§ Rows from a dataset
=-=-=

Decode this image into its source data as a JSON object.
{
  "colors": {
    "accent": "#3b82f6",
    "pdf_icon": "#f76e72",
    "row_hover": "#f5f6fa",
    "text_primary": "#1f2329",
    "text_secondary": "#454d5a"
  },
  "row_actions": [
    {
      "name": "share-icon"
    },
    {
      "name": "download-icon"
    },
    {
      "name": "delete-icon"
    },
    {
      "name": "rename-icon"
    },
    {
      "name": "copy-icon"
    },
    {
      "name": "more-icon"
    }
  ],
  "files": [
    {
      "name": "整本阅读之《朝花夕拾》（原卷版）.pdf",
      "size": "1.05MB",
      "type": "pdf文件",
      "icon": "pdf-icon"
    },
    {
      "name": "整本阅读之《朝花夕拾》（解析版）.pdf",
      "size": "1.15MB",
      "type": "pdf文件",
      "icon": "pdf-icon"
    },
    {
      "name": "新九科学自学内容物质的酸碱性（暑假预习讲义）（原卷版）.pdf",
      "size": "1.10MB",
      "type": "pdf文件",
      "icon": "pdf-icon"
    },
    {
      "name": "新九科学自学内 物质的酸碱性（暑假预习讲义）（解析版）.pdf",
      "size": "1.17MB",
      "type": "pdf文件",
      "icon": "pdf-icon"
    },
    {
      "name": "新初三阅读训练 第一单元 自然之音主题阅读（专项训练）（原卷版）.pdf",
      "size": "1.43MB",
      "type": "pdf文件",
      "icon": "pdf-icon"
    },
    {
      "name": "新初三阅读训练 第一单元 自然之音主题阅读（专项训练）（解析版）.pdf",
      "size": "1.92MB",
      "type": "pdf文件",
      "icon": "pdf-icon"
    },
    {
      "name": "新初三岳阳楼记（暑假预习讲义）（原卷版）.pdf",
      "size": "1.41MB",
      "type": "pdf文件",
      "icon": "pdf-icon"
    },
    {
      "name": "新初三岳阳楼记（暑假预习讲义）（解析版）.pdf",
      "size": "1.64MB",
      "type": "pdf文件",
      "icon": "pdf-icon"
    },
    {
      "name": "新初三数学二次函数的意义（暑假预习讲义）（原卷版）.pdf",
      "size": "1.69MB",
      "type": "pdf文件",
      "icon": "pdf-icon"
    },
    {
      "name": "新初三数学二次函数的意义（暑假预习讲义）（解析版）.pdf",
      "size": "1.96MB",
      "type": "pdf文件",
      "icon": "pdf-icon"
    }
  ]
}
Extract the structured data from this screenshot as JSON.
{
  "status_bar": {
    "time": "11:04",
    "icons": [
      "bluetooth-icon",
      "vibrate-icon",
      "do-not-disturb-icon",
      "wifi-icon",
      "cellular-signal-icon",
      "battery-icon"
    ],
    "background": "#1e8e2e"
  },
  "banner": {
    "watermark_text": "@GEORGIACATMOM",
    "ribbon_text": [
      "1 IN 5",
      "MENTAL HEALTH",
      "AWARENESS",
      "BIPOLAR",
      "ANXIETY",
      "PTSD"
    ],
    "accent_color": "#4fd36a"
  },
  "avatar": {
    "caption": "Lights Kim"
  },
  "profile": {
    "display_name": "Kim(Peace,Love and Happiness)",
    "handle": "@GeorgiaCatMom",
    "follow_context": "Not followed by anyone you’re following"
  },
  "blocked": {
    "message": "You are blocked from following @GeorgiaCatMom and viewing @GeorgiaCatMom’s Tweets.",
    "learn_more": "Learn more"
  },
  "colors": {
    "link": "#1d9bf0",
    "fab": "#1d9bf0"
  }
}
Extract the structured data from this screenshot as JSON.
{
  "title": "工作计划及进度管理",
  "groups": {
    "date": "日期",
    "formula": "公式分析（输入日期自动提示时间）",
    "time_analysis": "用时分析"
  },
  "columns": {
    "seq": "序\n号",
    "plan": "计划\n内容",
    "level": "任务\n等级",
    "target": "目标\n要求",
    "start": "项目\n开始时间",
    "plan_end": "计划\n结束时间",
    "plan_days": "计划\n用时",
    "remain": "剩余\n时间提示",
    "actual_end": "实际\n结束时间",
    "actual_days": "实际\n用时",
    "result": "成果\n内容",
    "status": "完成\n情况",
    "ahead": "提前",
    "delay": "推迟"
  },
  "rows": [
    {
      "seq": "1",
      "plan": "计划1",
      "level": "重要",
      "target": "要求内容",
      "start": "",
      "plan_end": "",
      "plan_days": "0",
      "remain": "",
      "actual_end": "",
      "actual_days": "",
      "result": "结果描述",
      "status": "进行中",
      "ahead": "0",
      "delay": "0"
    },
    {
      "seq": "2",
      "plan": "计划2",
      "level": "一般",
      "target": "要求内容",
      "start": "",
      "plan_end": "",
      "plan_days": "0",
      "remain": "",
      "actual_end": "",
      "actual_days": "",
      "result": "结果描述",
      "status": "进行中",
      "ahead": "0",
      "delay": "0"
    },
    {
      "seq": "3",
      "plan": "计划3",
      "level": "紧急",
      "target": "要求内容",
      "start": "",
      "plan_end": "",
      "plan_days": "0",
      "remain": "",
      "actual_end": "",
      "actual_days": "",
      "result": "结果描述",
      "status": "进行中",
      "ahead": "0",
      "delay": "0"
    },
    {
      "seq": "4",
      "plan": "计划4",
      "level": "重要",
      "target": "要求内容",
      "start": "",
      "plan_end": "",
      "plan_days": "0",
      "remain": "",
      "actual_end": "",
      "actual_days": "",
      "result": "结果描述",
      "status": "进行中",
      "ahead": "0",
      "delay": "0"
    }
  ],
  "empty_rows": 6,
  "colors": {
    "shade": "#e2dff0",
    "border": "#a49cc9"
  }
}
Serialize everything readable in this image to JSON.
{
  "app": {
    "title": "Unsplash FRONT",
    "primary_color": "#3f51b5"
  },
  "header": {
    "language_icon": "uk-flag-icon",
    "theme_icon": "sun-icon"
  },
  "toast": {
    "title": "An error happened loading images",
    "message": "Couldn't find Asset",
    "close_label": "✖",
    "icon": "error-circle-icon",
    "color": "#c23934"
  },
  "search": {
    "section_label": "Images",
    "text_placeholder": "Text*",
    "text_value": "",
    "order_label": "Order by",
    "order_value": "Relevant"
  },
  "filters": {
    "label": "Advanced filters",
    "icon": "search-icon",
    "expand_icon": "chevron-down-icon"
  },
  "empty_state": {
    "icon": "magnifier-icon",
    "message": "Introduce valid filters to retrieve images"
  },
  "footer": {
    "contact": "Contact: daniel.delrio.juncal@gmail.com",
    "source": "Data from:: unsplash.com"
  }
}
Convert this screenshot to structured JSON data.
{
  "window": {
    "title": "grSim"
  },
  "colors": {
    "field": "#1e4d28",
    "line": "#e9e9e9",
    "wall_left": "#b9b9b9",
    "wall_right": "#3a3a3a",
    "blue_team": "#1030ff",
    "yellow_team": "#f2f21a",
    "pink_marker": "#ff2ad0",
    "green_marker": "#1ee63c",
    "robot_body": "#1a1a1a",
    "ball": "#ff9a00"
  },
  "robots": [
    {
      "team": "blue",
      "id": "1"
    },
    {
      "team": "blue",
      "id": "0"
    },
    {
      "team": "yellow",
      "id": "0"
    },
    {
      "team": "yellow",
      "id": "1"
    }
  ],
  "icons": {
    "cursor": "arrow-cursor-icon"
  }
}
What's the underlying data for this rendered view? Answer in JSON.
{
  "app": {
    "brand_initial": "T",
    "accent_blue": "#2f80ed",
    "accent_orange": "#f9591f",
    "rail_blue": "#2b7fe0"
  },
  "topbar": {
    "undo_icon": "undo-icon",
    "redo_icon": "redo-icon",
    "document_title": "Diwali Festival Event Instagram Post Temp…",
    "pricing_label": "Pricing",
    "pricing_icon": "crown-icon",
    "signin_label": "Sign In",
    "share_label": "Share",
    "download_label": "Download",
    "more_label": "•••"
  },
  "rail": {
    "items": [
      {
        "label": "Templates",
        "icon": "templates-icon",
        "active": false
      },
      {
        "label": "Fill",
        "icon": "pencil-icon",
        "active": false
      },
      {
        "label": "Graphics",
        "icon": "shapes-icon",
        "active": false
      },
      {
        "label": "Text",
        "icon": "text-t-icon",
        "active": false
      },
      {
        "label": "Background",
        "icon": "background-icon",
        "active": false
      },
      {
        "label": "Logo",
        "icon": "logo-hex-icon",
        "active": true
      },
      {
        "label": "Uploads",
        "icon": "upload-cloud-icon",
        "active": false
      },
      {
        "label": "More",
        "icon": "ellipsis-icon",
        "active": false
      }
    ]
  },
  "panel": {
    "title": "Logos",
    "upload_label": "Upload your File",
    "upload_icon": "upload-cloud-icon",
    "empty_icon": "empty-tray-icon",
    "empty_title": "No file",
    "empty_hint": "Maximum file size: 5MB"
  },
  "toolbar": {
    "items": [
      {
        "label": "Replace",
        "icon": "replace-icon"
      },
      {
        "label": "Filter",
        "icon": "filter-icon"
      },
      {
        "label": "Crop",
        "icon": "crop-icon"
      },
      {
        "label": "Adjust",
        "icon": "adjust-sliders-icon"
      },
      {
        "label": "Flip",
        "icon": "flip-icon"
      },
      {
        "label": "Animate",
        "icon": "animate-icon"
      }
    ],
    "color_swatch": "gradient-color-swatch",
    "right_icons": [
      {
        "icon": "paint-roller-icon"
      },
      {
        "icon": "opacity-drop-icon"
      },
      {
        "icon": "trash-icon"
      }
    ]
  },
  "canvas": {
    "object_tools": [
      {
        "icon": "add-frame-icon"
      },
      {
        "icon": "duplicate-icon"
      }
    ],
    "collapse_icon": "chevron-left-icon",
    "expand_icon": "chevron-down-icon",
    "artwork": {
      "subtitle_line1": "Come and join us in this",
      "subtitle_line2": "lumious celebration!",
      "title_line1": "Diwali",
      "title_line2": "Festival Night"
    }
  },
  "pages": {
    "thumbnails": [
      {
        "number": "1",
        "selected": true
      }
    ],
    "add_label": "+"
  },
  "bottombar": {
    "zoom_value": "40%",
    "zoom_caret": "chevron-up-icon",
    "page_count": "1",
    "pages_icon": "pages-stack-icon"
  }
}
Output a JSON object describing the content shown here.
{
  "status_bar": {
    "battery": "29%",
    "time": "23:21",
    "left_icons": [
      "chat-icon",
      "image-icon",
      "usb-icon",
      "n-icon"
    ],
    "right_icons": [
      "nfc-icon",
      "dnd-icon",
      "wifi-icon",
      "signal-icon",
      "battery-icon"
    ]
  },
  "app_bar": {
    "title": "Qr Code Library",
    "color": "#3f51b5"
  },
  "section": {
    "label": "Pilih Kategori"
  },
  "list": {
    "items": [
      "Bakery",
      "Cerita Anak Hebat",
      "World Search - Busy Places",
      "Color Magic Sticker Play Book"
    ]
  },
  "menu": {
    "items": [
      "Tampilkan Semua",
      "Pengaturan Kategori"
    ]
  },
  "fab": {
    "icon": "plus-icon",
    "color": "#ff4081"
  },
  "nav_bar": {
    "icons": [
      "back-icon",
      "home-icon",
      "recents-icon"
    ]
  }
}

=-=-=

§ Work required
Which lines hold the word "n结束时间"? Show each one.

§ Reply
    "plan_end": "计划\n结束时间",
    "actual_end": "实际\n结束时间",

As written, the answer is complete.